Around the time of the fall of the Soviet Union, I owned a construction company, and I employed a number of middle class Poles, who had been driven into poverty, the same way that this government is determinedly driving its middle class into poverty. They were always sceptical of all systems of power and propaganda (media and culture), always looking below the surface to see just who benefits. (They were also more honest than any Americans I had working for me.)
As Robert Jensen recently put it, "While all the empires that have committed great crimes -- the British, French, Belgians, Japanese, Russians and then the Soviets -- have justified their exploitation of others by the alleged benefits it brought to the people being exploited, there is no power so convinced of its own benevolence as the United States. The culture is delusional in its commitment to this mythology, which is why today one can find on the other side of the world peasant farmers with no formal education who understand better the nature of U.S. power than many faculty members at elite U.S. universities."
Politicians, all of them, in interest of personal power, do nothing to combat this mythology, and so cause infite universes of unbearable suffering around the world.
A big reason for this delusion is the sychophancy to which we, and our propaganda system, accord politicians.
It is generally agreed by those with IQ's higher than Terri Schiavo (or Dr. Frist, for that matter) that George Bush is, at best, a cipher: A completely uncurious man, without an interesting, or informed, opinion about anything. Yet every so-called "News" station, most especially NPR, leads off their news coverage with words like this: "Speaking today before a group of veterans today in Kalamazoo, President Bush said,'...'" This kind of hieratic coverage of a very ordinary man (who many agree has little actual power besides his ability to "speechify,") leads to a cult of personality surrounding the President. The same is true in local coverage. In my home state of Massachusetts, all coverage these days leads off with Governor Romney (a venture capitalist, or robber baron, if you will, by trade) opinining on the relative safety of the big-dig built tunnels -- which recently killed a women when several tons of falling concrete crushed her to death. Now, the good Governor doesn't know anything about engineering integrity. It's all a show, which we call publicity, but which is really a cult of personality, methodically built around a human being, in order to cultivate an heroic status to him. All in order to foster the myth of politician as benign savior. In reality, it should be a head engineer making these pronouncements.
################
— Problems —
• A. Set down the commentary word for word, starting at "As Robert Jensen" and ending at "system, accord politicians.".
• B. From the quotation in the commentary, list each empire named as having committed great crimes.

— Source excerpt —
################
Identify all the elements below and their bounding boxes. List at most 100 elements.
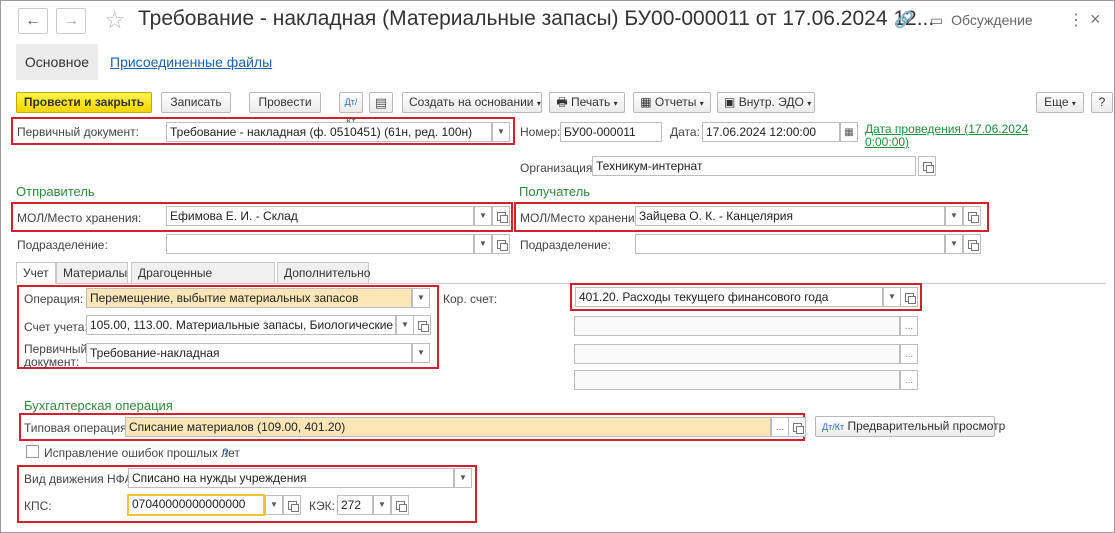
################
— Correct answers —
• A.
As Robert Jensen recently put it, "While all the empires that have committed great crimes -- the British, French, Belgians, Japanese, Russians and then the Soviets -- have justified their exploitation of others by the alleged benefits it brought to the people being exploited, there is no power so convinced of its own benevolence as the United States. The culture is delusional in its commitment to this mythology, which is why today one can find on the other side of the world peasant farmers with no formal education who understand better the nature of U.S. power than many faculty members at elite U.S. universities."
Politicians, all of them, in interest of personal power, do nothing to combat this mythology, and so cause infite universes of unbearable suffering around the world.
A big reason for this delusion is the sychophancy to which we, and our propaganda system, accord politicians.

• B. The British, the French, the Belgians, the Japanese, the Russians, and the Soviets.